------ INFORMATION SHOWN
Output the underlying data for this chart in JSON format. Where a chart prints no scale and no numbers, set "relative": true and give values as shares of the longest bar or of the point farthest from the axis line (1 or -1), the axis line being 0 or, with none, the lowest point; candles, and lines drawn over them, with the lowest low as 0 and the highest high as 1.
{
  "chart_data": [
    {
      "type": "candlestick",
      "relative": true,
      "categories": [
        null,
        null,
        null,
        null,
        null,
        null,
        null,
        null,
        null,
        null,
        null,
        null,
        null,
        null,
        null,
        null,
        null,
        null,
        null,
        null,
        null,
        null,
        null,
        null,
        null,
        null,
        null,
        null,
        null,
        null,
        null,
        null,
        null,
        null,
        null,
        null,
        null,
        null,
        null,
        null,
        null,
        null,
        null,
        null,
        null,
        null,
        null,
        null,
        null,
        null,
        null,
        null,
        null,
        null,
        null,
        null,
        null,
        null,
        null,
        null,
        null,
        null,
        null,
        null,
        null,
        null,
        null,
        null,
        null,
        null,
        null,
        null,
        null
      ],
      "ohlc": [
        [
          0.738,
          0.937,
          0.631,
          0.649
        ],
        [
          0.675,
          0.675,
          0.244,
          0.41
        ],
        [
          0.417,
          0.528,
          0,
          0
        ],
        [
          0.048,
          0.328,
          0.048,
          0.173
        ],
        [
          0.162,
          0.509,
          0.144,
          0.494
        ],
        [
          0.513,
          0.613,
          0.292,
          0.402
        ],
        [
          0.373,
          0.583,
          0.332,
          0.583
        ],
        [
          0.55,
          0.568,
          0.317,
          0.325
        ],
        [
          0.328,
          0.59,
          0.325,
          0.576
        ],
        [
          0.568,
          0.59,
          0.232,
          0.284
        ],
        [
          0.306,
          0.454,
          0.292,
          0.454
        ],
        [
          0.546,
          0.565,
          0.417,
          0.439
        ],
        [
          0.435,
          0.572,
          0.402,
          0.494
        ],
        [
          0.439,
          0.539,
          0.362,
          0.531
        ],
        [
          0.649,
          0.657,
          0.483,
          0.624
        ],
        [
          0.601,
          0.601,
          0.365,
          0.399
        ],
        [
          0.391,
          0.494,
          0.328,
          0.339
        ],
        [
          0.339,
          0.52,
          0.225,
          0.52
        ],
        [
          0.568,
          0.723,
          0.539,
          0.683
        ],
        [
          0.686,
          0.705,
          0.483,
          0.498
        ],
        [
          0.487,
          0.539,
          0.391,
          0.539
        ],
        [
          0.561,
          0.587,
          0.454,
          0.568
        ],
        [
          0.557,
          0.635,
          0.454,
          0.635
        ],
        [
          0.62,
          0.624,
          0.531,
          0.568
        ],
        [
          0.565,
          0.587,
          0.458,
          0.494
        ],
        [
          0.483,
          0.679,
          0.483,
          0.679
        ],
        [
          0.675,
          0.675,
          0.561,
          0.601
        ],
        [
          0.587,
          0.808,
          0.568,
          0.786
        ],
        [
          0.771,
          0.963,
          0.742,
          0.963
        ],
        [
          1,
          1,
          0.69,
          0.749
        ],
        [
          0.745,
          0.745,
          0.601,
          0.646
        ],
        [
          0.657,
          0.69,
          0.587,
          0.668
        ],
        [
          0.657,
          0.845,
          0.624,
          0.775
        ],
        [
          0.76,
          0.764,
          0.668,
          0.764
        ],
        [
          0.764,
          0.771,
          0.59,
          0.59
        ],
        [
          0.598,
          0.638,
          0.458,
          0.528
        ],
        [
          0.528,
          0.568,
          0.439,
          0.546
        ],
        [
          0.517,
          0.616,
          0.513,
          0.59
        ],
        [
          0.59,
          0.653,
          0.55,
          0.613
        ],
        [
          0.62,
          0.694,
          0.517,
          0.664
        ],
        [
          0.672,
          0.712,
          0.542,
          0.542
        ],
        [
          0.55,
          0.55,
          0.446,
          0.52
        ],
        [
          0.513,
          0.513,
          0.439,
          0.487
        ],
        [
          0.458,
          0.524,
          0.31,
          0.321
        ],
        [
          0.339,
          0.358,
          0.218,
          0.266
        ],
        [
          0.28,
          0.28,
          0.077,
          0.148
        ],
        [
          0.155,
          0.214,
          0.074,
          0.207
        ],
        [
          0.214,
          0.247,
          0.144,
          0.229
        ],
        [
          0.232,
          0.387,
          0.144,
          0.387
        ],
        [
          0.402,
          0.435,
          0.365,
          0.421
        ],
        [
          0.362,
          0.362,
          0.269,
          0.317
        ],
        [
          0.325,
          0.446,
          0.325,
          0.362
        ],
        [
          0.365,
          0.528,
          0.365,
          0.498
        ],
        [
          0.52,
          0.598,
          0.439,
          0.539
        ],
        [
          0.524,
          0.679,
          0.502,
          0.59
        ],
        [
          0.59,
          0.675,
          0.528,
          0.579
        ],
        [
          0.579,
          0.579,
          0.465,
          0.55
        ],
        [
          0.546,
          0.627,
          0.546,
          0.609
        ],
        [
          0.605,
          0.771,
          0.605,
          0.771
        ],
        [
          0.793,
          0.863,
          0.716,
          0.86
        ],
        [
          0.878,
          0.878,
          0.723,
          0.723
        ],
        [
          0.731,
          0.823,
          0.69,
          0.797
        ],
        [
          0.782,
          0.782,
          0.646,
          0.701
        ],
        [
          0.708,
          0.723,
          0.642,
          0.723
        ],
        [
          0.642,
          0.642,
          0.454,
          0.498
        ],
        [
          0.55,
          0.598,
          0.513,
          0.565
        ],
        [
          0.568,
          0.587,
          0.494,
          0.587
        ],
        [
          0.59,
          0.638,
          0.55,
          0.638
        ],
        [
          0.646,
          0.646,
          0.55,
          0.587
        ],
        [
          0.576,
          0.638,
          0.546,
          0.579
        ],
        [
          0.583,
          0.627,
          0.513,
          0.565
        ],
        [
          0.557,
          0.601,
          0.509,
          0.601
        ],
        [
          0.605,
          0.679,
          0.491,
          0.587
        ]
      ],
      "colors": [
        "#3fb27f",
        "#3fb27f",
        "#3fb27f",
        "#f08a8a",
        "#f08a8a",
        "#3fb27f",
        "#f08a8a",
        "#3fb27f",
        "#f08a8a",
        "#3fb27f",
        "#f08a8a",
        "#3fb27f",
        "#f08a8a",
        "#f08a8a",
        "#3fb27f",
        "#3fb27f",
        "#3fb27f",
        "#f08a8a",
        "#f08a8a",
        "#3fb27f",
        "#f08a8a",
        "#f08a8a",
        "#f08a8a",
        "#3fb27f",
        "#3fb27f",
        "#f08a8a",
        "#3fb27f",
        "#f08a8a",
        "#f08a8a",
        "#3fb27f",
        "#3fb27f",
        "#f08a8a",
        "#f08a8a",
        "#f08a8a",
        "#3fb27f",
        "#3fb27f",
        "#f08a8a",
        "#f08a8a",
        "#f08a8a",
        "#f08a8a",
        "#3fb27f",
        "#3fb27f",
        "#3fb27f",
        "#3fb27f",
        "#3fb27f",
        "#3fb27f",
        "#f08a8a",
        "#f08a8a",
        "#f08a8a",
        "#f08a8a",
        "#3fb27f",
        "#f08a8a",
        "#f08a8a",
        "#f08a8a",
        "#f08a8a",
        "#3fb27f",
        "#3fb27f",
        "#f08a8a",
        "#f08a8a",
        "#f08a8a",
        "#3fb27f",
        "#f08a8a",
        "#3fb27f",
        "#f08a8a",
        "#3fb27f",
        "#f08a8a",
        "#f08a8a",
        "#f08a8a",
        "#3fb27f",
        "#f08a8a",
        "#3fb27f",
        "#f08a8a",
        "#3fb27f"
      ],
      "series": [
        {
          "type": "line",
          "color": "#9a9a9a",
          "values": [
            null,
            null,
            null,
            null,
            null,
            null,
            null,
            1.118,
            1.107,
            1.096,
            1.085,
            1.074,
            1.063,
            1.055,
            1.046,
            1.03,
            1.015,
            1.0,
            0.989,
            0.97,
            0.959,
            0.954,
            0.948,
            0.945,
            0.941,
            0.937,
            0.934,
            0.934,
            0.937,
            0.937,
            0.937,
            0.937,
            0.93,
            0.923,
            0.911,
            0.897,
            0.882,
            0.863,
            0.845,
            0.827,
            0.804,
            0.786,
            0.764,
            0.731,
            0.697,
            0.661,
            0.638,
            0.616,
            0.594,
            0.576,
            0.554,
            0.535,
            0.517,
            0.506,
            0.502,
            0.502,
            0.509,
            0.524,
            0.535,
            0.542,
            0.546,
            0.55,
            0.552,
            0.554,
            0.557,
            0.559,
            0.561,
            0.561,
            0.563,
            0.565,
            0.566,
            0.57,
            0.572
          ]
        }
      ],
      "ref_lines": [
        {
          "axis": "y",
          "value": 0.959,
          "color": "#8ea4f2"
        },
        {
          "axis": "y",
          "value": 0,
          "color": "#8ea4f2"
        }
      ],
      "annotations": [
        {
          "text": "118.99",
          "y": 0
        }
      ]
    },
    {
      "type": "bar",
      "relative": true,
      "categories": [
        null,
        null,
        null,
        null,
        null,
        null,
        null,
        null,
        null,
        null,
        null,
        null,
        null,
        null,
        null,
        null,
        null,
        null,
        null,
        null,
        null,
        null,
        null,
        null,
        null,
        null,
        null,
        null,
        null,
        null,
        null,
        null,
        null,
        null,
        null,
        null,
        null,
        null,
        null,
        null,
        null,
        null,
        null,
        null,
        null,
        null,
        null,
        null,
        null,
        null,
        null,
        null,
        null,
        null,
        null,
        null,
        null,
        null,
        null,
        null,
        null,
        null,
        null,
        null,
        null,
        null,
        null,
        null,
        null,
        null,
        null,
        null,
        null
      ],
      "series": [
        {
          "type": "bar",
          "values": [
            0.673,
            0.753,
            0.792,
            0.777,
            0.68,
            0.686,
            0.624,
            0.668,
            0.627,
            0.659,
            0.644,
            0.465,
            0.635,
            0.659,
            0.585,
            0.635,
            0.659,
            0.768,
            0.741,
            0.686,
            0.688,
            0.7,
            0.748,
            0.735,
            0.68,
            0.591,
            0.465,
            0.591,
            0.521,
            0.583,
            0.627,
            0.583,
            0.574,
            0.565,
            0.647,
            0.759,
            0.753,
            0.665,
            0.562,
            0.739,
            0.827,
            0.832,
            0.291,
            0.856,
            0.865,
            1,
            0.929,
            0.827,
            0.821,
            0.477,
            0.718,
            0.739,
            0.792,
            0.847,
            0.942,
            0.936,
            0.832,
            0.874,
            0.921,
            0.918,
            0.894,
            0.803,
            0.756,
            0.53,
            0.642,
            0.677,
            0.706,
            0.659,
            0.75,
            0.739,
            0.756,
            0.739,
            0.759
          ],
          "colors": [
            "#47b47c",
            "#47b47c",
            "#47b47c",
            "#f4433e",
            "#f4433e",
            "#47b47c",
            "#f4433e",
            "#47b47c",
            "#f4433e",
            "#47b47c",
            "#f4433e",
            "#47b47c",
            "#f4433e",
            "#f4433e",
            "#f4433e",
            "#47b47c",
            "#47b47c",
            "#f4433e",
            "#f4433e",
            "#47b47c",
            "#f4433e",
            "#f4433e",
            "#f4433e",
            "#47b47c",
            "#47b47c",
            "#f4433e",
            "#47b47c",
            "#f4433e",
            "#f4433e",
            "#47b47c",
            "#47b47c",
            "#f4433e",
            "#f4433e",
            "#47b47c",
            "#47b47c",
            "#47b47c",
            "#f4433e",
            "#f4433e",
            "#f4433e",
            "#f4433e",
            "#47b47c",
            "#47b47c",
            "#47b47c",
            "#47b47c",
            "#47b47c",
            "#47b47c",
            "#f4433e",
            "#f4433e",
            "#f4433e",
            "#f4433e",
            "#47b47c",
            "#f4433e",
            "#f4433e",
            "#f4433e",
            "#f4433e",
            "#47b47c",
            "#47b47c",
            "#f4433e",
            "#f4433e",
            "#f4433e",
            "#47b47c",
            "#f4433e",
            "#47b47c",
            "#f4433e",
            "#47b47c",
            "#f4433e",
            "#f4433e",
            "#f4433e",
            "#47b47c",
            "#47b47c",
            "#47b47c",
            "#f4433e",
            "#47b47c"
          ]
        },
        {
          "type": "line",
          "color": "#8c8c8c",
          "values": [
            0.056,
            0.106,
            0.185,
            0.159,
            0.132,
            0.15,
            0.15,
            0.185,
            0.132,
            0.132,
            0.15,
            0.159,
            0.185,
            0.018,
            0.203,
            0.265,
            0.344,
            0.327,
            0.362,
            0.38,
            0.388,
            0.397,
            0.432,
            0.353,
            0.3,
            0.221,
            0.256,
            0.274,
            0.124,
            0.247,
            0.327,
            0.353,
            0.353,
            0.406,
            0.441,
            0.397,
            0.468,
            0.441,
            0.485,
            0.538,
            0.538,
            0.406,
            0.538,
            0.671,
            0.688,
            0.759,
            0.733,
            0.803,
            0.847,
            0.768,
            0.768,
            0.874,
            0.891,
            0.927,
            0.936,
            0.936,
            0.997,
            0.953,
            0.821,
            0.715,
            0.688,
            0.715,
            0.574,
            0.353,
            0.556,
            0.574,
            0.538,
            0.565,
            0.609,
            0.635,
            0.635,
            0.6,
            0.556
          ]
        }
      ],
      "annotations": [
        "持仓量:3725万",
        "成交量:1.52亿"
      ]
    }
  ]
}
------------
Going through the entries above, report how many lines include the string "type". The number alone is the answer.

5